Requirements: Repeat the data word for word. Do not include the pictures.

* START *

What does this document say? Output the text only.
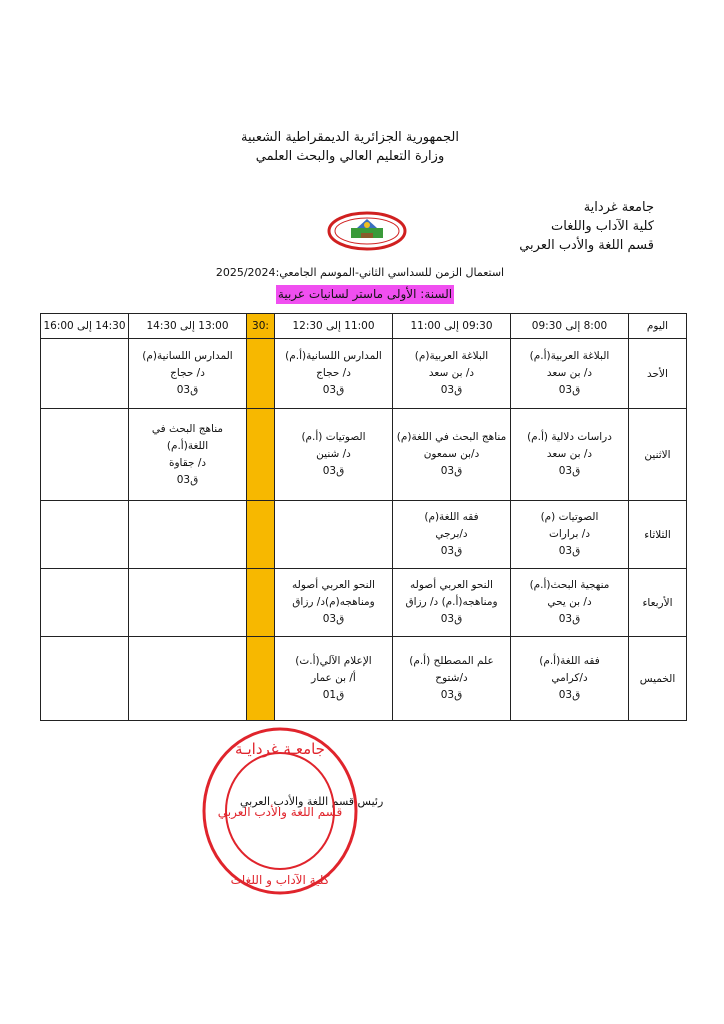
الجمهورية الجزائرية الديمقراطية الشعبية
وزارة التعليم العالي والبحث العلمي
جامعة غرداية
كلية الآداب واللغات
قسم اللغة والأدب العربي
استعمال الزمن للسداسي الثاني-الموسم الجامعي:2025/2024
السنة: الأولى ماستر لسانيات عربية
اليوم	8:00 إلى 09:30	09:30 إلى 11:00	11:00 إلى 12:30	:30	13:00 إلى 14:30	14:30 إلى 16:00
الأحد	البلاغة العربية(أ.م)
د/ بن سعد
ق03	البلاغة العربية(م)
د/ بن سعد
ق03	المدارس اللسانية(أ.م)
د/ حجاج
ق03		المدارس اللسانية(م)
د/ حجاج
ق03	

الاثنين	دراسات دلالية (أ.م)
د/ بن سعد
ق03	مناهج البحث في اللغة(م)
د/بن سمعون
ق03	الصوتيات (أ.م)
د/ شنين
ق03		مناهج البحث في
اللغة(أ.م)
د/ جقاوة
ق03	

الثلاثاء	الصوتيات (م)
د/ برارات
ق03	فقه اللغة(م)
د/برجي
ق03				

الأربعاء	منهجية البحث(أ.م)
د/ بن يحي
ق03	النحو العربي أصوله
ومناهجه(أ.م) د/ رزاق
ق03	النحو العربي أصوله
ومناهجه(م)د/ رزاق
ق03			

الخميس	فقه اللغة(أ.م)
د/كرامي
ق03	علم المصطلح (أ.م)
د/شتوح
ق03	الإعلام الآلي(أ.ت)
أ/ بن عمار
ق01			

رئيس قسم اللغة والأدب العربي
جامعـة غردايـة
قسم اللغة والأدب العربي
كلية الآداب و اللغات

* END *

Written solution:
What does this document say? Output the text only.
الجمهورية الجزائرية الديمقراطية الشعبية
وزارة التعليم العالي والبحث العلمي
جامعة غرداية
كلية الآداب واللغات
قسم اللغة والأدب العربي
استعمال الزمن للسداسي الثاني-الموسم الجامعي:2025/2024
السنة: الأولى ماستر لسانيات عربية
اليوم	8:00 إلى 09:30	09:30 إلى 11:00	11:00 إلى 12:30	:30	13:00 إلى 14:30	14:30 إلى 16:00
الأحد	البلاغة العربية(أ.م)
د/ بن سعد
ق03	البلاغة العربية(م)
د/ بن سعد
ق03	المدارس اللسانية(أ.م)
د/ حجاج
ق03		المدارس اللسانية(م)
د/ حجاج
ق03	

الاثنين	دراسات دلالية (أ.م)
د/ بن سعد
ق03	مناهج البحث في اللغة(م)
د/بن سمعون
ق03	الصوتيات (أ.م)
د/ شنين
ق03		مناهج البحث في
اللغة(أ.م)
د/ جقاوة
ق03	

الثلاثاء	الصوتيات (م)
د/ برارات
ق03	فقه اللغة(م)
د/برجي
ق03				

الأربعاء	منهجية البحث(أ.م)
د/ بن يحي
ق03	النحو العربي أصوله
ومناهجه(أ.م) د/ رزاق
ق03	النحو العربي أصوله
ومناهجه(م)د/ رزاق
ق03			

الخميس	فقه اللغة(أ.م)
د/كرامي
ق03	علم المصطلح (أ.م)
د/شتوح
ق03	الإعلام الآلي(أ.ت)
أ/ بن عمار
ق01			

رئيس قسم اللغة والأدب العربي
جامعـة غردايـة
قسم اللغة والأدب العربي
كلية الآداب و اللغات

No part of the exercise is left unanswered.